Stored records
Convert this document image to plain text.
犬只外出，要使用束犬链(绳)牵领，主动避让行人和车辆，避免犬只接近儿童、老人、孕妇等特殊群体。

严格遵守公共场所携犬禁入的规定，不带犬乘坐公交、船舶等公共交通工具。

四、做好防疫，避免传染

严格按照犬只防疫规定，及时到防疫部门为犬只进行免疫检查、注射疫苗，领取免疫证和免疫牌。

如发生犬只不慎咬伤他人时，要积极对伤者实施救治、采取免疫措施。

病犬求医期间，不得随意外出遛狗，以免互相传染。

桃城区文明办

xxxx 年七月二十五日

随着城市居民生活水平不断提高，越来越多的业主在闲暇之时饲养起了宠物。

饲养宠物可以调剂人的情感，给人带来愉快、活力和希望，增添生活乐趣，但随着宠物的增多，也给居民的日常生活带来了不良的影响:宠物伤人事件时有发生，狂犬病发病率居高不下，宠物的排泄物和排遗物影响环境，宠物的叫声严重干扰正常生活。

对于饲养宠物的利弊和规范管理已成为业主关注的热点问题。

Given task. Make an exact copy of every entry.

Answer.
Convert this document image to plain text.
犬只外出，要使用束犬链(绳)牵领，主动避让行人和车辆，避免犬只接近儿童、老人、孕妇等特殊群体。

严格遵守公共场所携犬禁入的规定，不带犬乘坐公交、船舶等公共交通工具。

四、做好防疫，避免传染

严格按照犬只防疫规定，及时到防疫部门为犬只进行免疫检查、注射疫苗，领取免疫证和免疫牌。

如发生犬只不慎咬伤他人时，要积极对伤者实施救治、采取免疫措施。

病犬求医期间，不得随意外出遛狗，以免互相传染。

桃城区文明办

xxxx 年七月二十五日

随着城市居民生活水平不断提高，越来越多的业主在闲暇之时饲养起了宠物。

饲养宠物可以调剂人的情感，给人带来愉快、活力和希望，增添生活乐趣，但随着宠物的增多，也给居民的日常生活带来了不良的影响:宠物伤人事件时有发生，狂犬病发病率居高不下，宠物的排泄物和排遗物影响环境，宠物的叫声严重干扰正常生活。

对于饲养宠物的利弊和规范管理已成为业主关注的热点问题。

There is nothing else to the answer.